--- Begin ---
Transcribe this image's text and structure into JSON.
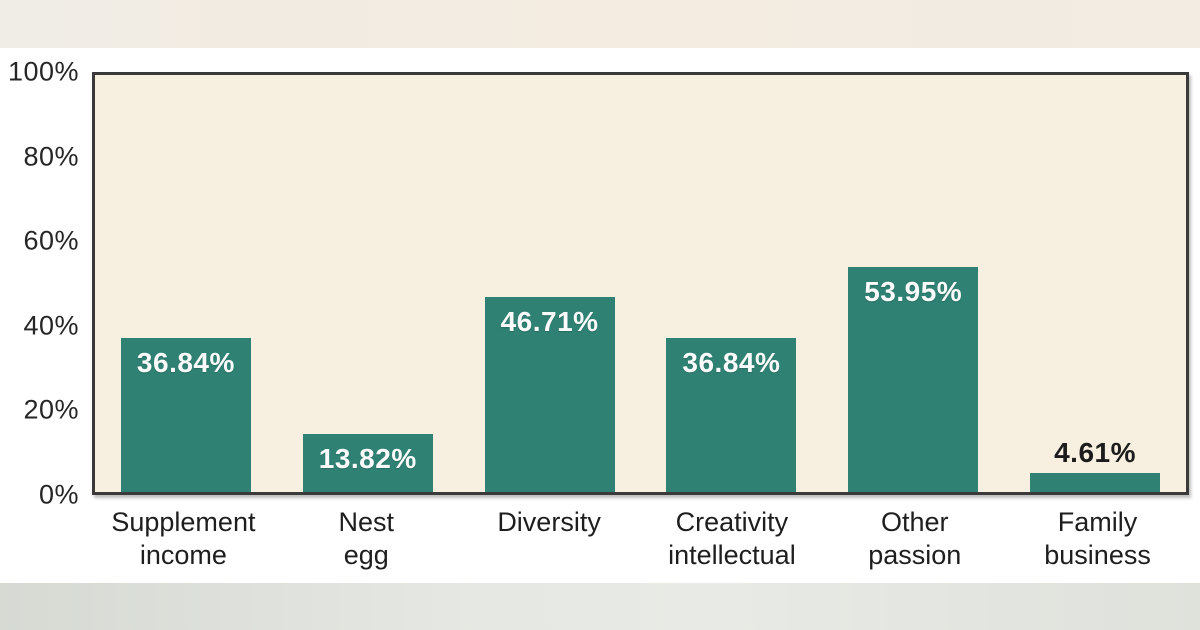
{
  "chart_data": {
    "type": "bar",
    "categories": [
      "Supplement income",
      "Nest egg",
      "Diversity",
      "Creativity intellectual",
      "Other passion",
      "Family business"
    ],
    "category_label_lines": [
      [
        "Supplement",
        "income"
      ],
      [
        "Nest",
        "egg"
      ],
      [
        "Diversity"
      ],
      [
        "Creativity",
        "intellectual"
      ],
      [
        "Other",
        "passion"
      ],
      [
        "Family",
        "business"
      ]
    ],
    "values": [
      36.84,
      13.82,
      46.71,
      36.84,
      53.95,
      4.61
    ],
    "value_labels": [
      "36.84%",
      "13.82%",
      "46.71%",
      "36.84%",
      "53.95%",
      "4.61%"
    ],
    "title": "",
    "xlabel": "",
    "ylabel": "",
    "ylim": [
      0,
      100
    ],
    "ytick_labels": [
      "100%",
      "80%",
      "60%",
      "40%",
      "20%",
      "0%"
    ],
    "grid": false,
    "legend": false,
    "outside_label_threshold": 8
  },
  "colors": {
    "bar_fill": "#2f8173",
    "plot_background": "#f7f0e0",
    "plot_border": "#3a3a3a",
    "value_label_inside": "#fcfcfc",
    "value_label_outside": "#1c1c1c",
    "axis_text": "#262626",
    "page_background": "#ffffff",
    "top_band": "#f3ece2",
    "bottom_band": "#dfe2db"
  }
}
--- End ---
> _What to produce_: Quote each record exactly as it stands, minus the pictures.

> _Solved problem_:
Transcribe this image's text and structure into JSON.
{
  "chart_data": {
    "type": "bar",
    "categories": [
      "Supplement income",
      "Nest egg",
      "Diversity",
      "Creativity intellectual",
      "Other passion",
      "Family business"
    ],
    "category_label_lines": [
      [
        "Supplement",
        "income"
      ],
      [
        "Nest",
        "egg"
      ],
      [
        "Diversity"
      ],
      [
        "Creativity",
        "intellectual"
      ],
      [
        "Other",
        "passion"
      ],
      [
        "Family",
        "business"
      ]
    ],
    "values": [
      36.84,
      13.82,
      46.71,
      36.84,
      53.95,
      4.61
    ],
    "value_labels": [
      "36.84%",
      "13.82%",
      "46.71%",
      "36.84%",
      "53.95%",
      "4.61%"
    ],
    "title": "",
    "xlabel": "",
    "ylabel": "",
    "ylim": [
      0,
      100
    ],
    "ytick_labels": [
      "100%",
      "80%",
      "60%",
      "40%",
      "20%",
      "0%"
    ],
    "grid": false,
    "legend": false,
    "outside_label_threshold": 8
  },
  "colors": {
    "bar_fill": "#2f8173",
    "plot_background": "#f7f0e0",
    "plot_border": "#3a3a3a",
    "value_label_inside": "#fcfcfc",
    "value_label_outside": "#1c1c1c",
    "axis_text": "#262626",
    "page_background": "#ffffff",
    "top_band": "#f3ece2",
    "bottom_band": "#dfe2db"
  }
}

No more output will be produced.